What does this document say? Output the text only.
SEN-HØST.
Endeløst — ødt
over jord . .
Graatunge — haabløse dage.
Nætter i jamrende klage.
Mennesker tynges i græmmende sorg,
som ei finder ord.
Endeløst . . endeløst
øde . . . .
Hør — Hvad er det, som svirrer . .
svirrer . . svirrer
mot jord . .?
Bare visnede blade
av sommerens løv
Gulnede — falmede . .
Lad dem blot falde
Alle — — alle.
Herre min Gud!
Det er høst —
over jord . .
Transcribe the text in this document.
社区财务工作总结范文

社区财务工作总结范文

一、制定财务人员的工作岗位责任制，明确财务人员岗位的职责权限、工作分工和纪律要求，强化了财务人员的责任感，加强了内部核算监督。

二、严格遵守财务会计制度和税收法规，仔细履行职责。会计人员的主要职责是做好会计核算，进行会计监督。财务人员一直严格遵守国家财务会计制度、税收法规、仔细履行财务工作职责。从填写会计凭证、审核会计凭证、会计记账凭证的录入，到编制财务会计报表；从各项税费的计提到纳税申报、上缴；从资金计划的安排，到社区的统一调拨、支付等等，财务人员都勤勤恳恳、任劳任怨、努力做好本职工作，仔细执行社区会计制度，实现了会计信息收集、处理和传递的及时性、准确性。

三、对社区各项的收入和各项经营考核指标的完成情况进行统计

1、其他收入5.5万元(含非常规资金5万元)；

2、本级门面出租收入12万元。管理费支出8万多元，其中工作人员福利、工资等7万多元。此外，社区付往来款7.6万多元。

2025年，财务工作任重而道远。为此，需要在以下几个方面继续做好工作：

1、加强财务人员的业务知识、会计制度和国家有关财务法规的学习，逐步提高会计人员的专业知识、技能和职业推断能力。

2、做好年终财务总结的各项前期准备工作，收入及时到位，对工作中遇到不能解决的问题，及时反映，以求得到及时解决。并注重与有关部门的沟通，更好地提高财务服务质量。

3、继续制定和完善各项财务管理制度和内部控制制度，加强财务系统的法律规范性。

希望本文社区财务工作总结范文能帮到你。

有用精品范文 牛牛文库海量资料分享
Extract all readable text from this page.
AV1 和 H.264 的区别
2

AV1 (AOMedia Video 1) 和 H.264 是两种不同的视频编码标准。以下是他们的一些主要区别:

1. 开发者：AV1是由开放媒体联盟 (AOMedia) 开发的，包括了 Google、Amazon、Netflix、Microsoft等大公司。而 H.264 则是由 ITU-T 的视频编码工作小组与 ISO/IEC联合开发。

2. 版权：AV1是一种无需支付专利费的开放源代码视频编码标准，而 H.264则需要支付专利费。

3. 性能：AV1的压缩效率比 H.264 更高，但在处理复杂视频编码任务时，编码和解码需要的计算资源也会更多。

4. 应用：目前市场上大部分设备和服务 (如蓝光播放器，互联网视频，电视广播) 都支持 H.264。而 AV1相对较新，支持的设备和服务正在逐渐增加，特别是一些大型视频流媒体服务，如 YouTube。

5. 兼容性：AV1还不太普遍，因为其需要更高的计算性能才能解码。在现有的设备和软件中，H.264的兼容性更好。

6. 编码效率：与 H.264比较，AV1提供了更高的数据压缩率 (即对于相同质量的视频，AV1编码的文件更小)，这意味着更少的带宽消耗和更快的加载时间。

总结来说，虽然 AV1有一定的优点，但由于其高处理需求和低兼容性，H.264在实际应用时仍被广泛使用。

WHAT TO WORK ON >>
Sift through the entries and copy every line with "text".

RESULT OF THIS EXERCISE >>
What does this document say? Output the text only.
Transcribe the text in this document.
Extract all readable text from this page.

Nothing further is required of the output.